• Required work:
Among the lines below, count those with "mobile". Give the total alone.

• Dataset items:
:::

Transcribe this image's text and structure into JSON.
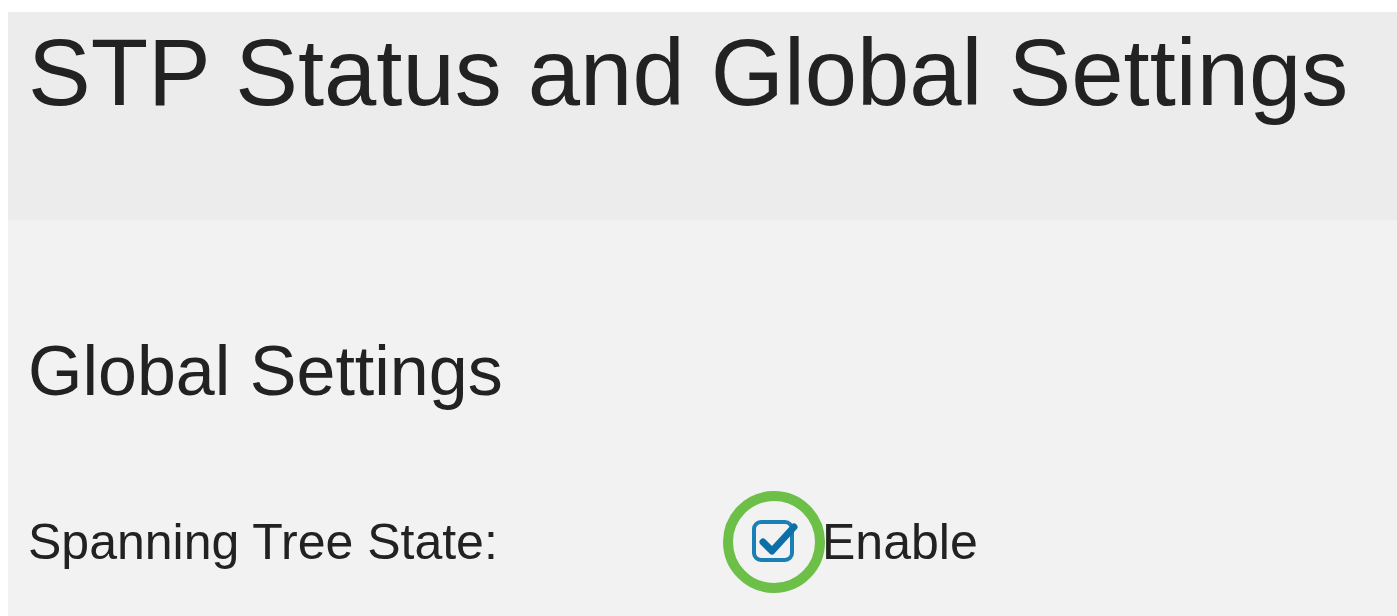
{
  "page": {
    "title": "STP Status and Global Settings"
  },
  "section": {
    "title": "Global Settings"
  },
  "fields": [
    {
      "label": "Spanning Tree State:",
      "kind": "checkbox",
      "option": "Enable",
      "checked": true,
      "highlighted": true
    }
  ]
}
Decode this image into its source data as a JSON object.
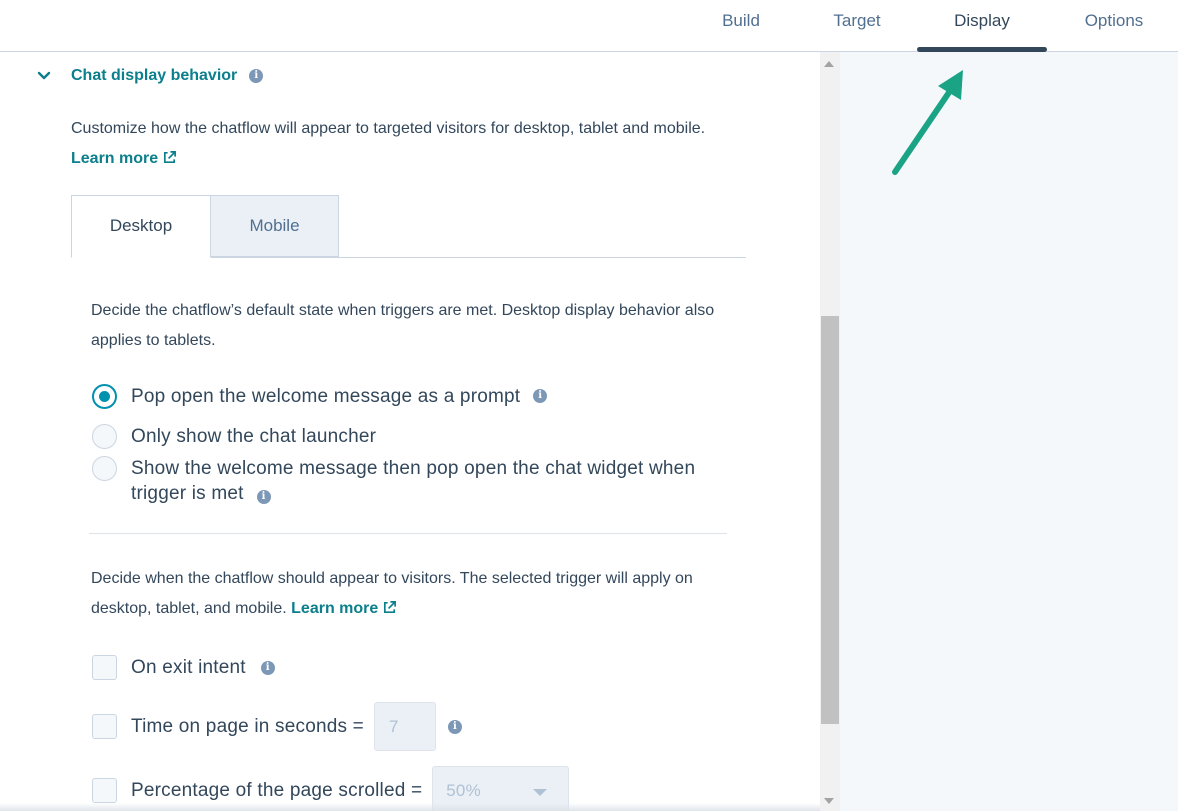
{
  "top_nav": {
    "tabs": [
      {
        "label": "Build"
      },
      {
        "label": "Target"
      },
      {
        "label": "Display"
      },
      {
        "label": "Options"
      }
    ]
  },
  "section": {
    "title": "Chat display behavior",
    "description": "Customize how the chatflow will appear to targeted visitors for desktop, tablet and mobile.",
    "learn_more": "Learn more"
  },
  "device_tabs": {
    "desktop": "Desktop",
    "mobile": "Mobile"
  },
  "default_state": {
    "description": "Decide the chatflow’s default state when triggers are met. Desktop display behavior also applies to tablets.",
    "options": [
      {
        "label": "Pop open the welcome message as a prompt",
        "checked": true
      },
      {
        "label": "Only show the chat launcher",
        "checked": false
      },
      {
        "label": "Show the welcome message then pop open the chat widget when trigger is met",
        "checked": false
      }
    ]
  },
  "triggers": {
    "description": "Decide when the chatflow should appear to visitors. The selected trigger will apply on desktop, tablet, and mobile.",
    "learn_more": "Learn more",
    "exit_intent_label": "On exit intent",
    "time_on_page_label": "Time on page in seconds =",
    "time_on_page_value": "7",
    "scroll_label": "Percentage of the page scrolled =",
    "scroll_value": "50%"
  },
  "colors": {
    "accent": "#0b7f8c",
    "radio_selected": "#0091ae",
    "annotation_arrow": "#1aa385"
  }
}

:::

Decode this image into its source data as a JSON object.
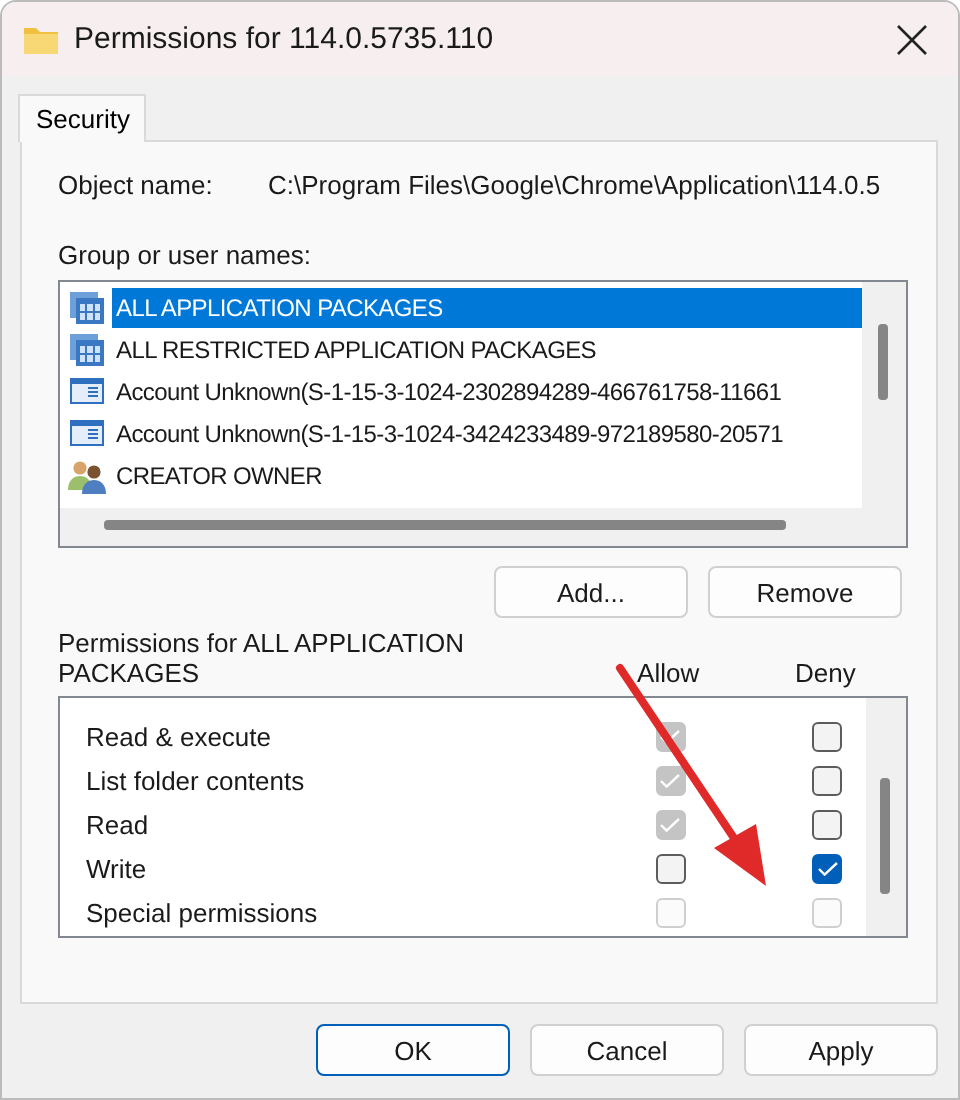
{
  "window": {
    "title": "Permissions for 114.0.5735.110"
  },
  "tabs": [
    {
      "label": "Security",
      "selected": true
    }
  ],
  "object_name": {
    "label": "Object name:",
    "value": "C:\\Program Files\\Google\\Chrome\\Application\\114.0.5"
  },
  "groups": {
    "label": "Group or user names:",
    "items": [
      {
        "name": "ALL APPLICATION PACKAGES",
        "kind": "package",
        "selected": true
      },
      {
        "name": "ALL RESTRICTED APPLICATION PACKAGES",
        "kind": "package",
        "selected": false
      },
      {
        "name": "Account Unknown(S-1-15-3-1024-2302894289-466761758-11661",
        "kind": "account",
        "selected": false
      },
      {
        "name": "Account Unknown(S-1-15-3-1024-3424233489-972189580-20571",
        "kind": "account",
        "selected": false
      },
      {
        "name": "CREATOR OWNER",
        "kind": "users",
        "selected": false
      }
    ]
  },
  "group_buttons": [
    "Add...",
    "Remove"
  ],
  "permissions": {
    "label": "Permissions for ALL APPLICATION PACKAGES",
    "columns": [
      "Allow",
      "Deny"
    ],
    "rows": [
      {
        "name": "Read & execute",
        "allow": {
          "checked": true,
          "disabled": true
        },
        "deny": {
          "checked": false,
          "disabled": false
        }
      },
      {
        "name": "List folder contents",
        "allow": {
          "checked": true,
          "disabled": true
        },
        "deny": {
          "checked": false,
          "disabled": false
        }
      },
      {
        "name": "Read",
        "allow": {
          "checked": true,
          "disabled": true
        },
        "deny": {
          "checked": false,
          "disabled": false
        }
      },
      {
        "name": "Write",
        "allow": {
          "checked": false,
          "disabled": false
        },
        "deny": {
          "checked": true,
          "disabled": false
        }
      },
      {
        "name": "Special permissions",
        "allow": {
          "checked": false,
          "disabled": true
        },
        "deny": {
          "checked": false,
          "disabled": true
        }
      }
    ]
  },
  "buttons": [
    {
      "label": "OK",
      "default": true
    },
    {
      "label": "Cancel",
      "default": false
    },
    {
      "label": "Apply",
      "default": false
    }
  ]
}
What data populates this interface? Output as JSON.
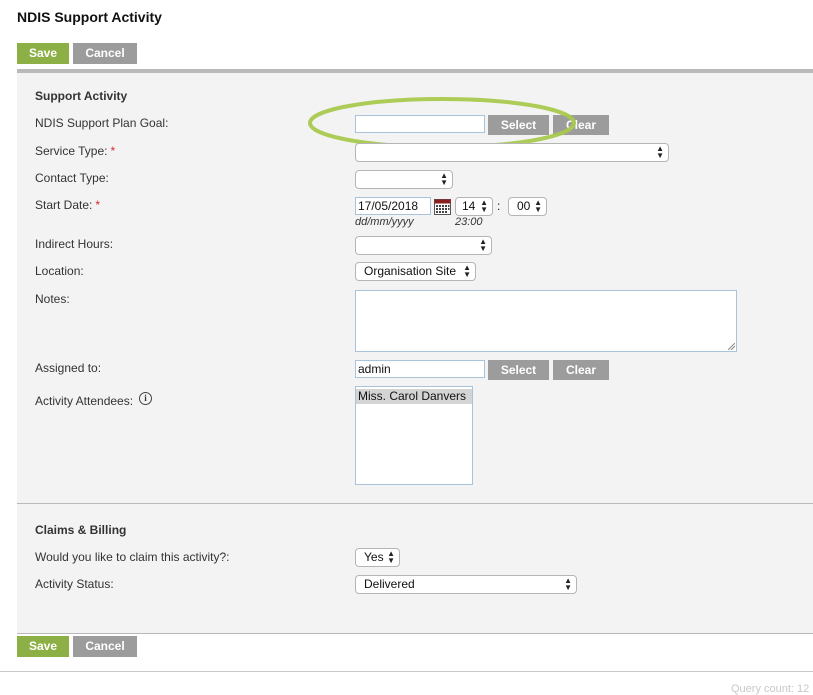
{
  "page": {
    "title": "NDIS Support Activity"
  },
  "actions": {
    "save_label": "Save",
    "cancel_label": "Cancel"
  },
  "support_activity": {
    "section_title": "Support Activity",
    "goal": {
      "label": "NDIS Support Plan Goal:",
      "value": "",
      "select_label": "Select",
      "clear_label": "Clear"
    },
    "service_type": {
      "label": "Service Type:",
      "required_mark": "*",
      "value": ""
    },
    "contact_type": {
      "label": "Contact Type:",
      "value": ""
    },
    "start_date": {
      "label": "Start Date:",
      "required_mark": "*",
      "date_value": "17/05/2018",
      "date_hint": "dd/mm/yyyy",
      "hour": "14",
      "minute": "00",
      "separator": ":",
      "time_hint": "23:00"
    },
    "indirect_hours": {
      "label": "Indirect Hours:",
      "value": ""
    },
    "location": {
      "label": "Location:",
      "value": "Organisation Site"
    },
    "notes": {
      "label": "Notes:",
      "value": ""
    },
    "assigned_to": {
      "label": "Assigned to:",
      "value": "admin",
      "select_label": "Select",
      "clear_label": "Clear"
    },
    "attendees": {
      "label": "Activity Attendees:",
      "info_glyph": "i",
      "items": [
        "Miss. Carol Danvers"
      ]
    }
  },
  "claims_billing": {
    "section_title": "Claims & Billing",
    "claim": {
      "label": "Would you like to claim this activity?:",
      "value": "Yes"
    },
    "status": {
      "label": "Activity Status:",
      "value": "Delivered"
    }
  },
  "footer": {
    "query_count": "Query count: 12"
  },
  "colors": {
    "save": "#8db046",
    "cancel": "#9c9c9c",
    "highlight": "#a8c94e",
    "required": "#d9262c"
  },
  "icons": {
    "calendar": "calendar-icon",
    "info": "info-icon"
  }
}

:::

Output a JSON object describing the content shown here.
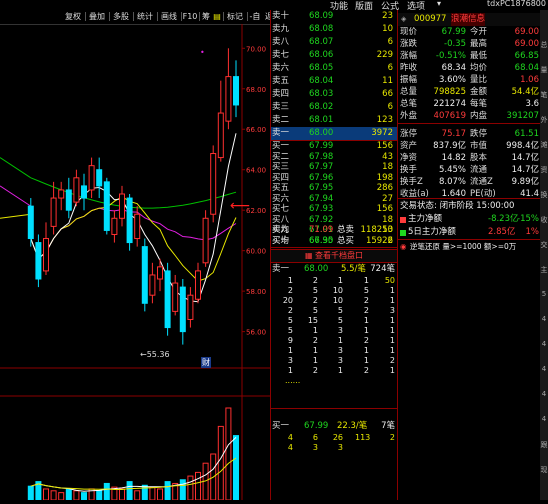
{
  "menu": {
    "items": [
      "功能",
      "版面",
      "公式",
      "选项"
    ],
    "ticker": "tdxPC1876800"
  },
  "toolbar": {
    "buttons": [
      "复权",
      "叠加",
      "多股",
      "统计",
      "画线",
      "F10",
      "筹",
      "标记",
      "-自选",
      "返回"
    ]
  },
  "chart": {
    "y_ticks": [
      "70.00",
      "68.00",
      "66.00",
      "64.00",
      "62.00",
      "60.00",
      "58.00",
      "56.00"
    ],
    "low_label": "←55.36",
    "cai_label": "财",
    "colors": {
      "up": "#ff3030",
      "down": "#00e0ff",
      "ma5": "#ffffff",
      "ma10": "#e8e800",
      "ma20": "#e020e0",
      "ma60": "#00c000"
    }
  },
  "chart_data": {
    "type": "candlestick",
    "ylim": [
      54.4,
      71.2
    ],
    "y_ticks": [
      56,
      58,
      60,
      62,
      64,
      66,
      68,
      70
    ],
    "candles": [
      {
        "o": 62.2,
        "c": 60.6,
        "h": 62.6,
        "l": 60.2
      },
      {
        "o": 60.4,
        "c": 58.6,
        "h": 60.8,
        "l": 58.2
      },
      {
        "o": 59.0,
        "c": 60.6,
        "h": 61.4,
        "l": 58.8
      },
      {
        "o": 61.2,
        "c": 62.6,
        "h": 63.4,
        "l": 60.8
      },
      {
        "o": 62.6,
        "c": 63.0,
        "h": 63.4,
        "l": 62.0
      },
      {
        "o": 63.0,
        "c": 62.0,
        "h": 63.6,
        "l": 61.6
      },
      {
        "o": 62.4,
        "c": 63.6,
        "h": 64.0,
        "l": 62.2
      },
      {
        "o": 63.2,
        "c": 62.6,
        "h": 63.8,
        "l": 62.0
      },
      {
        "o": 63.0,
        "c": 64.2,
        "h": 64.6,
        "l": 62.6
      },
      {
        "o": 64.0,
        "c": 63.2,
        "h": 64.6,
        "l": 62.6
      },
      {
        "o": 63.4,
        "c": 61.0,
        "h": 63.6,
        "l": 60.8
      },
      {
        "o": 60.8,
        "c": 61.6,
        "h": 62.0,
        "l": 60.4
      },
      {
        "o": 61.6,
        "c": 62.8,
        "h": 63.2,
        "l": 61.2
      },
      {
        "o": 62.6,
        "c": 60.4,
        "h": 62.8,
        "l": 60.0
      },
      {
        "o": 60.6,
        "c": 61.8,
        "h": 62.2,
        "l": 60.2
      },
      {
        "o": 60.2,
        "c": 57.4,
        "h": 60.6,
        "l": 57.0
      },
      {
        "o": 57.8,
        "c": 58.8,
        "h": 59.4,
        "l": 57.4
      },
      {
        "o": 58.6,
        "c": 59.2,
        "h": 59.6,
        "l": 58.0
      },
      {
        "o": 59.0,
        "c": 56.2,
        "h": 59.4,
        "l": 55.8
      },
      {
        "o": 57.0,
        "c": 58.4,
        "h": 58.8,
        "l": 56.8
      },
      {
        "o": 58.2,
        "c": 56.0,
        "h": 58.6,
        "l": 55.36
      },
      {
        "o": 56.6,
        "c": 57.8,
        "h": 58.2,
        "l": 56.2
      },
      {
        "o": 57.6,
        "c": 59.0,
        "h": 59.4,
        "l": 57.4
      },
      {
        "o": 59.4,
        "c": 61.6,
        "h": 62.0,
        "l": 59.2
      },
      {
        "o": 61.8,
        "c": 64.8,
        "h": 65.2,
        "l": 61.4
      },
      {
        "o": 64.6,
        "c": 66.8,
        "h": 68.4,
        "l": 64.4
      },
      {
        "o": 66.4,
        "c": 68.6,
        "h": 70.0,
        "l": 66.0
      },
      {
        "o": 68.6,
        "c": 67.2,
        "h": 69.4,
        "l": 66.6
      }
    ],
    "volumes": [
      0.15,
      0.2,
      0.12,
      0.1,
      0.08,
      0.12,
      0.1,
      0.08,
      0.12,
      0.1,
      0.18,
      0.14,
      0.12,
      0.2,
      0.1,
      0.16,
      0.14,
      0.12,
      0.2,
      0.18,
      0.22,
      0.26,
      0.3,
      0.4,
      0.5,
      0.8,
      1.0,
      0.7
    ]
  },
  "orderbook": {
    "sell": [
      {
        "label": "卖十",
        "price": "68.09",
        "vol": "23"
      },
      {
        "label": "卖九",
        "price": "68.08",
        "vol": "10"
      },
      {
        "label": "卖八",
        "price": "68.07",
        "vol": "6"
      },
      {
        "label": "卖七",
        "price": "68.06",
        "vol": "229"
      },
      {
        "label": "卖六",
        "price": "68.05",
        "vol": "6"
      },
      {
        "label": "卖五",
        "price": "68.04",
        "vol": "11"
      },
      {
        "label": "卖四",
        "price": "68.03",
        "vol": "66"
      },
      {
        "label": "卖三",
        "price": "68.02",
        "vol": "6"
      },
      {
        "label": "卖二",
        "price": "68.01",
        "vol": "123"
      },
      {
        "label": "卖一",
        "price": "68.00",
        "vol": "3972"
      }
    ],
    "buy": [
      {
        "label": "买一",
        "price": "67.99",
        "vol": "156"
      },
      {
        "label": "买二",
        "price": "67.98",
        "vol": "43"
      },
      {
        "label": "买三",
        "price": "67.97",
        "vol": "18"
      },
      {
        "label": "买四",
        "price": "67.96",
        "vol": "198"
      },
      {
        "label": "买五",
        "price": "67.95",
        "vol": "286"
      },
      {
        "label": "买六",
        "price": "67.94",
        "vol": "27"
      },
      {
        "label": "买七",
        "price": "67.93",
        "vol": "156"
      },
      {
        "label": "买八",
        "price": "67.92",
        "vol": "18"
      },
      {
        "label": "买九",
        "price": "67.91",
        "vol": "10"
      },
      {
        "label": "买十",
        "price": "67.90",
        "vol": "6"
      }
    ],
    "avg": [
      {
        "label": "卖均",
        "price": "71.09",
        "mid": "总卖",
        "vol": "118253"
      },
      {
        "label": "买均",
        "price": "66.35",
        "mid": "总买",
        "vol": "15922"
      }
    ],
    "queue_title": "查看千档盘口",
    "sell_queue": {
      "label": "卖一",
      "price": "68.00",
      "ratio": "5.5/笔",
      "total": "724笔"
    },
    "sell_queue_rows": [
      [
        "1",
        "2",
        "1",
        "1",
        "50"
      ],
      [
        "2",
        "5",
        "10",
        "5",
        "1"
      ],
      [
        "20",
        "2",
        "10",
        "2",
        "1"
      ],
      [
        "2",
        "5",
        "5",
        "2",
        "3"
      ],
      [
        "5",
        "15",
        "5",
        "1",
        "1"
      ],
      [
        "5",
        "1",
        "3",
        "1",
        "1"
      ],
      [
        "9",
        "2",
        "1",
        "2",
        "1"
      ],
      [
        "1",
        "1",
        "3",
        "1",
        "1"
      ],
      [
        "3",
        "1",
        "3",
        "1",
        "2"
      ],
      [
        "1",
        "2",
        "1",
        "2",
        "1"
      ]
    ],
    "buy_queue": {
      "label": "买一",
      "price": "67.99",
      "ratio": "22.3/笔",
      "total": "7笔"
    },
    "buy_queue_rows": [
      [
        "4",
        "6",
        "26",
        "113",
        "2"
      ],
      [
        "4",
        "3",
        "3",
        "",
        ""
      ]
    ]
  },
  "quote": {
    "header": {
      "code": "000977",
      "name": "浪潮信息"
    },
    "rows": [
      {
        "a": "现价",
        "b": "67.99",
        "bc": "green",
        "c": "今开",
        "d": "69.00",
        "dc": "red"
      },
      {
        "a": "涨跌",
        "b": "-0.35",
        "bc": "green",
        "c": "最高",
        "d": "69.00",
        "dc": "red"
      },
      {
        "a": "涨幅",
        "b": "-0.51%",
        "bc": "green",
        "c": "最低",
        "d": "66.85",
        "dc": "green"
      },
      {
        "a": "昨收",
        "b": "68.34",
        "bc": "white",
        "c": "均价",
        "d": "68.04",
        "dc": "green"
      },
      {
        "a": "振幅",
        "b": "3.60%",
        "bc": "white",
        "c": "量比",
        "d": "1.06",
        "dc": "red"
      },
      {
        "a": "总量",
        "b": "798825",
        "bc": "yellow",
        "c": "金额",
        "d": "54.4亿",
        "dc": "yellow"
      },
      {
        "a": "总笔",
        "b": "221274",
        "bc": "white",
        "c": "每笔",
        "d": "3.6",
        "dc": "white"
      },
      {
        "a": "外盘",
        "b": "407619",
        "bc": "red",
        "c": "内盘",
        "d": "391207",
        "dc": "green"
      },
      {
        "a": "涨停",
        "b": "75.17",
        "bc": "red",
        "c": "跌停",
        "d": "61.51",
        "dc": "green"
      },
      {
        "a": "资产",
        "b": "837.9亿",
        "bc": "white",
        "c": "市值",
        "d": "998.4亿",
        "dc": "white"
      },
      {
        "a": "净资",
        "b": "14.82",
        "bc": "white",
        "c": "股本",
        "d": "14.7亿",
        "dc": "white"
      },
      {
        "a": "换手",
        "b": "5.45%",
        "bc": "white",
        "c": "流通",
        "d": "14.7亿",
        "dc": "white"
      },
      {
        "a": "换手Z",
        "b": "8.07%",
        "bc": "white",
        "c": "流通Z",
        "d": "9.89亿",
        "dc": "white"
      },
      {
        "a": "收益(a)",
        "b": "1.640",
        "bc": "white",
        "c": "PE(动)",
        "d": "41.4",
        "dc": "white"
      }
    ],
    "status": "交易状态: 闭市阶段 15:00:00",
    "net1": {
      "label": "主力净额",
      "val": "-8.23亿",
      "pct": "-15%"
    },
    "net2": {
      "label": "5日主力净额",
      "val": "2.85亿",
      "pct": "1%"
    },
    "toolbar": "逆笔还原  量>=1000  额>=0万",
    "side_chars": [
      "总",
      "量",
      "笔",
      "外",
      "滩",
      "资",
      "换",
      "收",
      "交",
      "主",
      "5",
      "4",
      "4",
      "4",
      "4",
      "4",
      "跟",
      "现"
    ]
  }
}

:::

• Task solution:
3